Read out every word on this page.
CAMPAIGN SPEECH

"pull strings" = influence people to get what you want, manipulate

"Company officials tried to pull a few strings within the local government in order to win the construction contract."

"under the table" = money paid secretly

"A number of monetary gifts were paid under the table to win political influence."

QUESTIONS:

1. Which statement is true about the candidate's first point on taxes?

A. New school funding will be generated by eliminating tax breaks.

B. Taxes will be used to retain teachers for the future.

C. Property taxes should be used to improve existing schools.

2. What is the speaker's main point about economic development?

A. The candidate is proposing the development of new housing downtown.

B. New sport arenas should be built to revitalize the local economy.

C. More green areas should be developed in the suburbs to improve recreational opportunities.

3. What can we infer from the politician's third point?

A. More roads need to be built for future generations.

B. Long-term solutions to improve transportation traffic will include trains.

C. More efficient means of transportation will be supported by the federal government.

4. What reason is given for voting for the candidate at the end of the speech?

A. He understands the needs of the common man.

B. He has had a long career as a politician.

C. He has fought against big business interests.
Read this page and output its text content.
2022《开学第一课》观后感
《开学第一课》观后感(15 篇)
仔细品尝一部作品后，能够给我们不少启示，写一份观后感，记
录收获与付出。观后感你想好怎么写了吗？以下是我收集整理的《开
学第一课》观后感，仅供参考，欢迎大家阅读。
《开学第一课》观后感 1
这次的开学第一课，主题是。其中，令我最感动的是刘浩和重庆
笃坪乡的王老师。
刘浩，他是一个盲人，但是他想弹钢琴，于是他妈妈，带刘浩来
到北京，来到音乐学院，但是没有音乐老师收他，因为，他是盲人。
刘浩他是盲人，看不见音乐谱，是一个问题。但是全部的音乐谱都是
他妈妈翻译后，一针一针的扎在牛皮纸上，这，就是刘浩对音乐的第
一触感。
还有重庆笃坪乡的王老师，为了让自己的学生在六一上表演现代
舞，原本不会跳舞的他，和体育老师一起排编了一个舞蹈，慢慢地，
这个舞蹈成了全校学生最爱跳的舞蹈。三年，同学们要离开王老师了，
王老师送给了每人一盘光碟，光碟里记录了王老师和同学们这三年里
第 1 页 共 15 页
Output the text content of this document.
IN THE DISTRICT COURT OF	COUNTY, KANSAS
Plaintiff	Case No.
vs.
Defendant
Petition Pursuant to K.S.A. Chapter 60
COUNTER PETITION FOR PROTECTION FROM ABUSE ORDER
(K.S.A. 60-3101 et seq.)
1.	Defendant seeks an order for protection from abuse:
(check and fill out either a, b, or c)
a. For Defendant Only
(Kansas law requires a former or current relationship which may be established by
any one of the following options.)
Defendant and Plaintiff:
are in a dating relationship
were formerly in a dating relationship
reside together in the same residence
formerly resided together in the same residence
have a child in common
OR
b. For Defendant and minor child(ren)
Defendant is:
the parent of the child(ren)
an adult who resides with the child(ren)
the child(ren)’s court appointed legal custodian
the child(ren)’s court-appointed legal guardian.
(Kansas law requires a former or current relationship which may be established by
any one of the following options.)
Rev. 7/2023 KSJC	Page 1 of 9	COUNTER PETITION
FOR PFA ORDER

- - - - - - -

__SHORT PROBLEM__. Read through the lines above and collect those that contain the string "will".

__CORRECT RESULT__.
A. New school funding will be generated by eliminating tax breaks.
B. Taxes will be used to retain teachers for the future.
B. Long-term solutions to improve transportation traffic will include trains.
C. More efficient means of transportation will be supported by the federal government.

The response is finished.